## Set exercise
Extract the complete data exactly as given.

━━━ Given data

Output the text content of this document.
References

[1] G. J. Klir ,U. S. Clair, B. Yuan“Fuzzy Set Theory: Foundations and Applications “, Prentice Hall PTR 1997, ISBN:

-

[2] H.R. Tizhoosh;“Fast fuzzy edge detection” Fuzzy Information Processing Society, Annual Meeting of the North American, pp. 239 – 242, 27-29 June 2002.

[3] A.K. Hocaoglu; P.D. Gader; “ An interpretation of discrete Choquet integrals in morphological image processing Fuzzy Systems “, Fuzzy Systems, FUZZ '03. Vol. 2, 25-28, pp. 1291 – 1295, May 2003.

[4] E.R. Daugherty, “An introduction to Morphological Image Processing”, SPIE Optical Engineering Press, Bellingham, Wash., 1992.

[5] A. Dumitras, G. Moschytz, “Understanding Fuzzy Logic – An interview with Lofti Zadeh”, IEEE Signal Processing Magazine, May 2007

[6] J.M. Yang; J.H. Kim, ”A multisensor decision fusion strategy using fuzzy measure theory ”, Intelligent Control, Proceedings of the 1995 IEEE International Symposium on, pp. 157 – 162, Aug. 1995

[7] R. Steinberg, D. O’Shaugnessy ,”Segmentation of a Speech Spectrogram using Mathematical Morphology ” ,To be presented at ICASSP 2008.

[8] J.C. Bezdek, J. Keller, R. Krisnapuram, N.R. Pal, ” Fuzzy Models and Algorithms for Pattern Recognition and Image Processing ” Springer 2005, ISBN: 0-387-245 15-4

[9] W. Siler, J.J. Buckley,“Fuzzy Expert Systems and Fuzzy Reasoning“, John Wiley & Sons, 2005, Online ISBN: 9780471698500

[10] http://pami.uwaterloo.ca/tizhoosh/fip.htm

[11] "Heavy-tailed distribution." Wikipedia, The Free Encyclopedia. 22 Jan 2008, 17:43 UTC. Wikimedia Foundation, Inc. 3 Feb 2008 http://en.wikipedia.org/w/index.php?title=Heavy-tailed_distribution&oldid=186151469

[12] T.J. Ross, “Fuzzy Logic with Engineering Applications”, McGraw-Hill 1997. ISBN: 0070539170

━━━━━━

## Result
Output the text content of this document.
References

[1] G. J. Klir ,U. S. Clair, B. Yuan“Fuzzy Set Theory: Foundations and Applications “, Prentice Hall PTR 1997, ISBN:

-

[2] H.R. Tizhoosh;“Fast fuzzy edge detection” Fuzzy Information Processing Society, Annual Meeting of the North American, pp. 239 – 242, 27-29 June 2002.

[3] A.K. Hocaoglu; P.D. Gader; “ An interpretation of discrete Choquet integrals in morphological image processing Fuzzy Systems “, Fuzzy Systems, FUZZ '03. Vol. 2, 25-28, pp. 1291 – 1295, May 2003.

[4] E.R. Daugherty, “An introduction to Morphological Image Processing”, SPIE Optical Engineering Press, Bellingham, Wash., 1992.

[5] A. Dumitras, G. Moschytz, “Understanding Fuzzy Logic – An interview with Lofti Zadeh”, IEEE Signal Processing Magazine, May 2007

[6] J.M. Yang; J.H. Kim, ”A multisensor decision fusion strategy using fuzzy measure theory ”, Intelligent Control, Proceedings of the 1995 IEEE International Symposium on, pp. 157 – 162, Aug. 1995

[7] R. Steinberg, D. O’Shaugnessy ,”Segmentation of a Speech Spectrogram using Mathematical Morphology ” ,To be presented at ICASSP 2008.

[8] J.C. Bezdek, J. Keller, R. Krisnapuram, N.R. Pal, ” Fuzzy Models and Algorithms for Pattern Recognition and Image Processing ” Springer 2005, ISBN: 0-387-245 15-4

[9] W. Siler, J.J. Buckley,“Fuzzy Expert Systems and Fuzzy Reasoning“, John Wiley & Sons, 2005, Online ISBN: 9780471698500

[10] http://pami.uwaterloo.ca/tizhoosh/fip.htm

[11] "Heavy-tailed distribution." Wikipedia, The Free Encyclopedia. 22 Jan 2008, 17:43 UTC. Wikimedia Foundation, Inc. 3 Feb 2008 http://en.wikipedia.org/w/index.php?title=Heavy-tailed_distribution&oldid=186151469

[12] T.J. Ross, “Fuzzy Logic with Engineering Applications”, McGraw-Hill 1997. ISBN: 0070539170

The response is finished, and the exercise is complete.